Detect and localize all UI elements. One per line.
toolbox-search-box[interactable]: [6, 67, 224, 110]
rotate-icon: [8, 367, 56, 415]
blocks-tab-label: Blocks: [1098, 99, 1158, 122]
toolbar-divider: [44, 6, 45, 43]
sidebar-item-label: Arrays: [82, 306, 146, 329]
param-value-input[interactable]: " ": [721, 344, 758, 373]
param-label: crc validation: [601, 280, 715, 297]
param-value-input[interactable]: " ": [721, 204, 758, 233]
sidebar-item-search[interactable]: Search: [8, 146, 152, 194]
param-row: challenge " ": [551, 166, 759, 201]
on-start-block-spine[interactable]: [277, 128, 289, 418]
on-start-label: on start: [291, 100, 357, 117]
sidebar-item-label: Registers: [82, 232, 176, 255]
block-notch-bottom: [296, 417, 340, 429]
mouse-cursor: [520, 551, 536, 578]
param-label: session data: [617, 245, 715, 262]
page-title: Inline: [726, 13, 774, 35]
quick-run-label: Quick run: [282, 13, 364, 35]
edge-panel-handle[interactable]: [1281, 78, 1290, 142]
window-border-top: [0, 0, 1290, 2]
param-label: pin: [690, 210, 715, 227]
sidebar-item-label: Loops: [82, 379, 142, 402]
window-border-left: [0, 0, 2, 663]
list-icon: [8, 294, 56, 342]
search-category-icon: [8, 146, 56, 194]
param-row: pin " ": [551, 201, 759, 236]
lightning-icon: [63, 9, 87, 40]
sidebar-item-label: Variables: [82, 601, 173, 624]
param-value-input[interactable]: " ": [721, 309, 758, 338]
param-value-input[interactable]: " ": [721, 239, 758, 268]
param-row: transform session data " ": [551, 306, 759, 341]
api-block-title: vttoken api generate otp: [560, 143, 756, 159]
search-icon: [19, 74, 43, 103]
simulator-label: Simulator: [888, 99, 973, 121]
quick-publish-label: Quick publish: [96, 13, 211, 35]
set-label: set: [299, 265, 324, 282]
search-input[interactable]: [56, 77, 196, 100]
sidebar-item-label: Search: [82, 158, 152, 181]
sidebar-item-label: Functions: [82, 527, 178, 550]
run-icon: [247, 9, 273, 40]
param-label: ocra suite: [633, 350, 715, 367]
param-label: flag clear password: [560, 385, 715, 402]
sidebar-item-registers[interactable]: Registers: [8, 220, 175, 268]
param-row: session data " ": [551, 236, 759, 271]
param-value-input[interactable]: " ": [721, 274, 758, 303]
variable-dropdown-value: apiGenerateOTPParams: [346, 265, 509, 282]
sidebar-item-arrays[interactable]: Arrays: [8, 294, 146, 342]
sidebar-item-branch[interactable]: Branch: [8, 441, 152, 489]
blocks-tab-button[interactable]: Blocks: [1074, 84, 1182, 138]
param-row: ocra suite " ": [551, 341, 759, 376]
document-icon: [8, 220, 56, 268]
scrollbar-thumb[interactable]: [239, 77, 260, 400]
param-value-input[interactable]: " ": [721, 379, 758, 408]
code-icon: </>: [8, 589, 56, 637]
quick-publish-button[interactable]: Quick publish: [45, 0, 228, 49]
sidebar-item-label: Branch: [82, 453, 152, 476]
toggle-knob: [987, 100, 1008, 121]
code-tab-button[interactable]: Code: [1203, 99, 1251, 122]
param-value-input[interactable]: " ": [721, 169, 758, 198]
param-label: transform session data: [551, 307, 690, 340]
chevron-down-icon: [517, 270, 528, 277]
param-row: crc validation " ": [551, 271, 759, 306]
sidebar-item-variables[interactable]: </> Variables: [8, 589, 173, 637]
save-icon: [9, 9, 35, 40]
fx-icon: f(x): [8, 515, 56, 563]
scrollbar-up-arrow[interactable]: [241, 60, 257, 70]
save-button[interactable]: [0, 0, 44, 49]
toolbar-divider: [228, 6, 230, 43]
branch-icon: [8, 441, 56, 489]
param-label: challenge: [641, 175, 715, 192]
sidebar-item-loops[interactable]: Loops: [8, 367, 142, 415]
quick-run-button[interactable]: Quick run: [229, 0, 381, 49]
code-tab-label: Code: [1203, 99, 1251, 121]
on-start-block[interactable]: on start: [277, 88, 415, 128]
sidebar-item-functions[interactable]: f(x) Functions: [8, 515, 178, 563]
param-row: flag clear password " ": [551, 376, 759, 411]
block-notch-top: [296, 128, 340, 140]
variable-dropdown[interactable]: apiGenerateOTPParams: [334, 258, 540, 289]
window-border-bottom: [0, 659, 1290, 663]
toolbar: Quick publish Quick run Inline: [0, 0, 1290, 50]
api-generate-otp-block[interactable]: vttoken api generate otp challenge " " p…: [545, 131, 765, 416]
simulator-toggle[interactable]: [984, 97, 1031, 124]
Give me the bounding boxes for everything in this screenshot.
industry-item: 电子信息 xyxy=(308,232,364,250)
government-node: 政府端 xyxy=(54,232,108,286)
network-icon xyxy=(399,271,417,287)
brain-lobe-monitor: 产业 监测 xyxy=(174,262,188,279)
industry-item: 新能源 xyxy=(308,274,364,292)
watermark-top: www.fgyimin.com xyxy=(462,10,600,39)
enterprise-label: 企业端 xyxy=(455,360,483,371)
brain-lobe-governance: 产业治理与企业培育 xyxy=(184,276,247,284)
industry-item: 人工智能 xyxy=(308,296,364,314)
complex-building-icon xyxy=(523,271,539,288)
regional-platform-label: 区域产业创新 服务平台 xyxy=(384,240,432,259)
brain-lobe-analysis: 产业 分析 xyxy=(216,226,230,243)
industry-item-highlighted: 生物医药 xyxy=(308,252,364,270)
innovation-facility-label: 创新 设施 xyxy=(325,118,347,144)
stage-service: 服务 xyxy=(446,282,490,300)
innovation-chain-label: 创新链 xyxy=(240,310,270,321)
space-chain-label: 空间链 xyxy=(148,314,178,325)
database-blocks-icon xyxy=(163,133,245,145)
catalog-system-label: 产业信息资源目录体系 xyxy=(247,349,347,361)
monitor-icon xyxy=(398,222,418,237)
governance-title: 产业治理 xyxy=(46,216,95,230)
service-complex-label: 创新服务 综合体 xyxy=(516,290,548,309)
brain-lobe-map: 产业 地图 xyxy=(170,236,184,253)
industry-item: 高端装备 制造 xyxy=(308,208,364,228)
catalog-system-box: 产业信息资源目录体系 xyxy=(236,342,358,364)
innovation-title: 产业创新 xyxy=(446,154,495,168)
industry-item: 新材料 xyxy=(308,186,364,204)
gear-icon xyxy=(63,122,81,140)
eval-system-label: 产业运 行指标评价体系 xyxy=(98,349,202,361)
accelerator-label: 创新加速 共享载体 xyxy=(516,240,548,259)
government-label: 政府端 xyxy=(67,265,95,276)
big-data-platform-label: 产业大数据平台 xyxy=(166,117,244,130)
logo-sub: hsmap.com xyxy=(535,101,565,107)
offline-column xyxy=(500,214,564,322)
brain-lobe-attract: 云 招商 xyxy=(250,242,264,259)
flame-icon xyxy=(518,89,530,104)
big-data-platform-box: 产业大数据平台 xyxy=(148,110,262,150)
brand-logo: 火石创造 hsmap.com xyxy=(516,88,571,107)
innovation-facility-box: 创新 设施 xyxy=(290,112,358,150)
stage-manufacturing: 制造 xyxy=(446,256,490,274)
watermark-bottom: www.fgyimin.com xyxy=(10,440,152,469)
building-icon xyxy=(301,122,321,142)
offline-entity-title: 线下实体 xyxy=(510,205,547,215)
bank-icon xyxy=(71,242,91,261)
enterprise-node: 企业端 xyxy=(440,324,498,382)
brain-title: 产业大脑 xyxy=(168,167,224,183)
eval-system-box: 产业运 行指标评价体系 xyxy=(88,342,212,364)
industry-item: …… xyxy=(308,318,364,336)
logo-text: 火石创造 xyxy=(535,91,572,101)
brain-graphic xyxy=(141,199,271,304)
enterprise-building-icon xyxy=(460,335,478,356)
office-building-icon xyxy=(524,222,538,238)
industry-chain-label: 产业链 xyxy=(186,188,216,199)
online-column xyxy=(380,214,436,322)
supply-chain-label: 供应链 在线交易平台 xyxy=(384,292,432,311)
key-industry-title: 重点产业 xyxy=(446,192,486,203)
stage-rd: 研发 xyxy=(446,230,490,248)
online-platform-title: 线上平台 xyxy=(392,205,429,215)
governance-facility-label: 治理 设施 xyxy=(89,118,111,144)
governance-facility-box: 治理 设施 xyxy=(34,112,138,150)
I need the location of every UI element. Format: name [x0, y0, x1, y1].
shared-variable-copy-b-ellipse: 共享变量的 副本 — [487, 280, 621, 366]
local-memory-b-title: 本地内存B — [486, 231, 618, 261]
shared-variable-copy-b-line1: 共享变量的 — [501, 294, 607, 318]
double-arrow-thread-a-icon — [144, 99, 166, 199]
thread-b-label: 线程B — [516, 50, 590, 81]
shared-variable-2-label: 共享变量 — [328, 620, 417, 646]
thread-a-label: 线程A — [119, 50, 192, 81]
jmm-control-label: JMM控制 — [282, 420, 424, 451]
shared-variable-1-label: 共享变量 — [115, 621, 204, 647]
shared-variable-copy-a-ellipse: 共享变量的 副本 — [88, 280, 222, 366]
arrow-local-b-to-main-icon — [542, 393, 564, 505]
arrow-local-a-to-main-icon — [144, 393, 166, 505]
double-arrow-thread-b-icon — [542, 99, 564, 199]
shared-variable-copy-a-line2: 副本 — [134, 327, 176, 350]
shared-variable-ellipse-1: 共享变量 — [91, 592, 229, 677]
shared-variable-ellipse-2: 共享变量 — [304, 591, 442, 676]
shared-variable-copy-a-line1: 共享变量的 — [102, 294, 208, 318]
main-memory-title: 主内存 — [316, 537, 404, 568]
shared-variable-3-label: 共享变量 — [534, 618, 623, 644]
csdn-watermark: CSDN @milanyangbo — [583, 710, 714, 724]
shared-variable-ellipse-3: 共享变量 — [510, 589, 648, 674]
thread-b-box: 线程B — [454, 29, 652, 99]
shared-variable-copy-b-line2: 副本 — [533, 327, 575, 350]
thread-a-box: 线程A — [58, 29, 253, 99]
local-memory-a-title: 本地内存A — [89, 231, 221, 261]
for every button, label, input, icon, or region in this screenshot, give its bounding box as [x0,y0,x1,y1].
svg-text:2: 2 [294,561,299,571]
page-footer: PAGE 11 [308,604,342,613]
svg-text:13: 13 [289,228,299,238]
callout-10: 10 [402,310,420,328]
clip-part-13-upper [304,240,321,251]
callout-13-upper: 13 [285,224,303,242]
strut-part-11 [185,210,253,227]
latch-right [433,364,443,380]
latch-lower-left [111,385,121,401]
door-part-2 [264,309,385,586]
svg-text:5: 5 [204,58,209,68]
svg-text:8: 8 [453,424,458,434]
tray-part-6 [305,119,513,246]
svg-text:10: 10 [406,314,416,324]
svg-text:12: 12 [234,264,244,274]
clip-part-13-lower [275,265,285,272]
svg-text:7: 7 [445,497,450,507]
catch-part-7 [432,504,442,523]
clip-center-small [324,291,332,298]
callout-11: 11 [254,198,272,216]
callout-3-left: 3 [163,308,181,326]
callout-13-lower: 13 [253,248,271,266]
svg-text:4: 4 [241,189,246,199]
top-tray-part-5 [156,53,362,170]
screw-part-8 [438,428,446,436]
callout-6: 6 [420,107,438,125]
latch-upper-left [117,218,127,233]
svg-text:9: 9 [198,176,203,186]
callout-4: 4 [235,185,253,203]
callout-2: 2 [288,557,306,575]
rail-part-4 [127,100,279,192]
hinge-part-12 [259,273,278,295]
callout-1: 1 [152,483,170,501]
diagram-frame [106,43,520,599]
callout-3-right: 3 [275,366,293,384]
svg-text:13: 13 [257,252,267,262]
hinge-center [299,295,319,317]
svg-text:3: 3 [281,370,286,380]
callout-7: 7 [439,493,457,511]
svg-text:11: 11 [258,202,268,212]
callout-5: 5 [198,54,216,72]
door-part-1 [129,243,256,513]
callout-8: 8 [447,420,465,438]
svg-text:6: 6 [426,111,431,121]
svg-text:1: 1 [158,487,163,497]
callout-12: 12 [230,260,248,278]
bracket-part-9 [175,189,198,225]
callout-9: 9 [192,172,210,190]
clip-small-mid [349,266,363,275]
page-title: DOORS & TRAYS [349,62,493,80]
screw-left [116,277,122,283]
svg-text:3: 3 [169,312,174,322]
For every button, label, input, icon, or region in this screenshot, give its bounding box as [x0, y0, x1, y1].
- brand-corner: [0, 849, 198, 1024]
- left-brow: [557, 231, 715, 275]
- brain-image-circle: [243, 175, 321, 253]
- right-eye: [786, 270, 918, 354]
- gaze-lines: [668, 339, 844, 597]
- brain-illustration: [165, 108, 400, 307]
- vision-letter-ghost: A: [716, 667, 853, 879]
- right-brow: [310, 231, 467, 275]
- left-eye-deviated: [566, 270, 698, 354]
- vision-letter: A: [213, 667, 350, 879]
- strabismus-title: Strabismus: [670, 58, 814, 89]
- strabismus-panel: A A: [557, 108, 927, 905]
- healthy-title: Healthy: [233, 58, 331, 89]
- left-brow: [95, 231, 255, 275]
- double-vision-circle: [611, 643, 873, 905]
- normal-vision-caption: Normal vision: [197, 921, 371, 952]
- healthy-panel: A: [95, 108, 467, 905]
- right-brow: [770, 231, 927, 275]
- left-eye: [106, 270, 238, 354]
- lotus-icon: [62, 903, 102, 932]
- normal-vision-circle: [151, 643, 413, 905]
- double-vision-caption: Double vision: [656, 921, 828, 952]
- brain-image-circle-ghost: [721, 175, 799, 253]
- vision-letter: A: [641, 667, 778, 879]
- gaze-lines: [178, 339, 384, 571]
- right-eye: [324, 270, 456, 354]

+ + + + +

### WORK TO DO
Output the material from its first line through the line containing "309, 758, 338]" as a Markdown table with the columns Row and Line. Number each row and leave out any blank lines.

### RESULT OF THIS TASK
| Row | Line |
|---|---|
| 1 | Detect and localize all UI elements. One per line. |
| 2 | toolbox-search-box[interactable]: [6, 67, 224, 110] |
| 3 | rotate-icon: [8, 367, 56, 415] |
| 4 | blocks-tab-label: Blocks: [1098, 99, 1158, 122] |
| 5 | toolbar-divider: [44, 6, 45, 43] |
| 6 | sidebar-item-label: Arrays: [82, 306, 146, 329] |
| 7 | param-value-input[interactable]: " ": [721, 344, 758, 373] |
| 8 | param-label: crc validation: [601, 280, 715, 297] |
| 9 | param-value-input[interactable]: " ": [721, 204, 758, 233] |
| 10 | sidebar-item-search[interactable]: Search: [8, 146, 152, 194] |
| 11 | param-row: challenge " ": [551, 166, 759, 201] |
| 12 | on-start-block-spine[interactable]: [277, 128, 289, 418] |
| 13 | on-start-label: on start: [291, 100, 357, 117] |
| 14 | sidebar-item-label: Registers: [82, 232, 176, 255] |
| 15 | block-notch-bottom: [296, 417, 340, 429] |
| 16 | mouse-cursor: [520, 551, 536, 578] |
| 17 | param-label: session data: [617, 245, 715, 262] |
| 18 | page-title: Inline: [726, 13, 774, 35] |
| 19 | quick-run-label: Quick run: [282, 13, 364, 35] |
| 20 | edge-panel-handle[interactable]: [1281, 78, 1290, 142] |
| 21 | window-border-top: [0, 0, 1290, 2] |
| 22 | param-label: pin: [690, 210, 715, 227] |
| 23 | sidebar-item-label: Loops: [82, 379, 142, 402] |
| 24 | window-border-left: [0, 0, 2, 663] |
| 25 | list-icon: [8, 294, 56, 342] |
| 26 | search-category-icon: [8, 146, 56, 194] |
| 27 | param-row: pin " ": [551, 201, 759, 236] |
| 28 | lightning-icon: [63, 9, 87, 40] |
| 29 | sidebar-item-label: Variables: [82, 601, 173, 624] |
| 30 | param-value-input[interactable]: " ": [721, 309, 758, 338] |